▸ Extracted material:
══════════════════════════════

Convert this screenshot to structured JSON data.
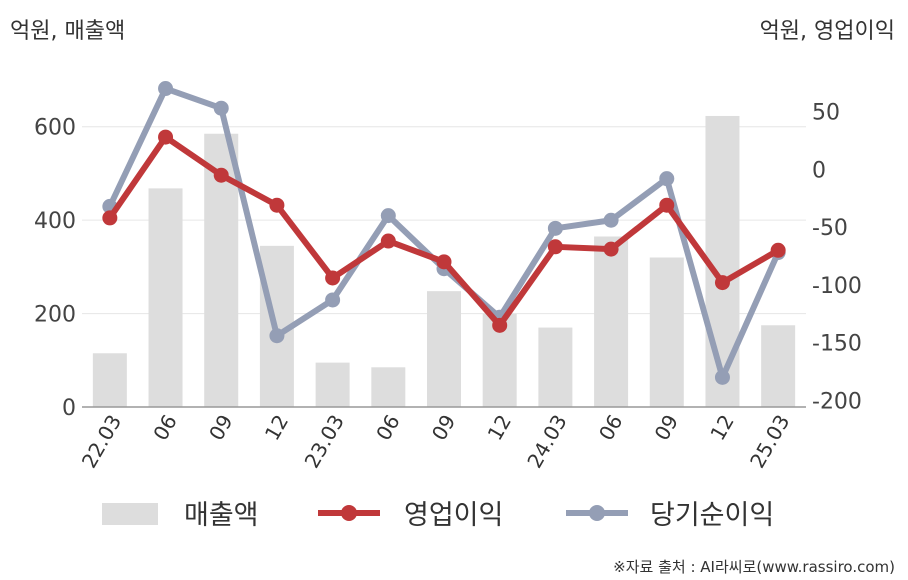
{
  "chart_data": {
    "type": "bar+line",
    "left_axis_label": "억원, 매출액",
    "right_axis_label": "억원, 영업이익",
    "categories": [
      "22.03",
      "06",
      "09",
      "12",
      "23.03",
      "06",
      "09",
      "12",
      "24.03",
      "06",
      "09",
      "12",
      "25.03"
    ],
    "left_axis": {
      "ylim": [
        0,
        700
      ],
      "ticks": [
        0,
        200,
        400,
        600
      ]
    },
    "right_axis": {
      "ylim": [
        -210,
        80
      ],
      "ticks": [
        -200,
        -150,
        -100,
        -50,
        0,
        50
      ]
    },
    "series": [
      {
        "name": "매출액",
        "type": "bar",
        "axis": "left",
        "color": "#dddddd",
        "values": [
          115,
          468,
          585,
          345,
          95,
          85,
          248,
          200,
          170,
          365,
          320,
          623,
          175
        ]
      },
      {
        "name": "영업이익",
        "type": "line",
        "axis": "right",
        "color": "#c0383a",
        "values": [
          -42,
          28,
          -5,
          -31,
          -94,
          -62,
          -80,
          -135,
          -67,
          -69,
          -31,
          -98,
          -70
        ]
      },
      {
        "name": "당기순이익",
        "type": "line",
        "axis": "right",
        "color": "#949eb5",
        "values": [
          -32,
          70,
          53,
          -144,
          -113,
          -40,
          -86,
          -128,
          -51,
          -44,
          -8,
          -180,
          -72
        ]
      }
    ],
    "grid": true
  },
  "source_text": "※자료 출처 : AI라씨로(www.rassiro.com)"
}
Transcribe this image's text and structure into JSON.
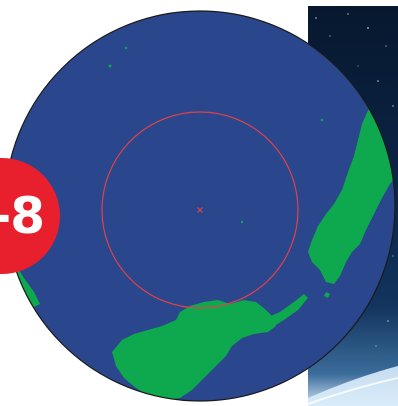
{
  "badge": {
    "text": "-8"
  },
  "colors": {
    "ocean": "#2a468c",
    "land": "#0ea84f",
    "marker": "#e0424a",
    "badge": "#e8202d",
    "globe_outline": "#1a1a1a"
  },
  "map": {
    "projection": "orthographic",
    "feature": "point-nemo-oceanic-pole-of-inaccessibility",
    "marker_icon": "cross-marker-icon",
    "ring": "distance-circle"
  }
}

══════════════════════════════

Repeat all of the data above word for word, minus the pictures.

Convert this screenshot to structured JSON data.
{
  "chart_data": {
    "type": "bar+line",
    "left_axis_label": "억원, 매출액",
    "right_axis_label": "억원, 영업이익",
    "categories": [
      "22.03",
      "06",
      "09",
      "12",
      "23.03",
      "06",
      "09",
      "12",
      "24.03",
      "06",
      "09",
      "12",
      "25.03"
    ],
    "left_axis": {
      "ylim": [
        0,
        700
      ],
      "ticks": [
        0,
        200,
        400,
        600
      ]
    },
    "right_axis": {
      "ylim": [
        -210,
        80
      ],
      "ticks": [
        -200,
        -150,
        -100,
        -50,
        0,
        50
      ]
    },
    "series": [
      {
        "name": "매출액",
        "type": "bar",
        "axis": "left",
        "color": "#dddddd",
        "values": [
          115,
          468,
          585,
          345,
          95,
          85,
          248,
          200,
          170,
          365,
          320,
          623,
          175
        ]
      },
      {
        "name": "영업이익",
        "type": "line",
        "axis": "right",
        "color": "#c0383a",
        "values": [
          -42,
          28,
          -5,
          -31,
          -94,
          -62,
          -80,
          -135,
          -67,
          -69,
          -31,
          -98,
          -70
        ]
      },
      {
        "name": "당기순이익",
        "type": "line",
        "axis": "right",
        "color": "#949eb5",
        "values": [
          -32,
          70,
          53,
          -144,
          -113,
          -40,
          -86,
          -128,
          -51,
          -44,
          -8,
          -180,
          -72
        ]
      }
    ],
    "grid": true
  },
  "source_text": "※자료 출처 : AI라씨로(www.rassiro.com)"
}
Transcribe this image's text and structure into JSON.
{
  "badge": {
    "text": "-8"
  },
  "colors": {
    "ocean": "#2a468c",
    "land": "#0ea84f",
    "marker": "#e0424a",
    "badge": "#e8202d",
    "globe_outline": "#1a1a1a"
  },
  "map": {
    "projection": "orthographic",
    "feature": "point-nemo-oceanic-pole-of-inaccessibility",
    "marker_icon": "cross-marker-icon",
    "ring": "distance-circle"
  }
}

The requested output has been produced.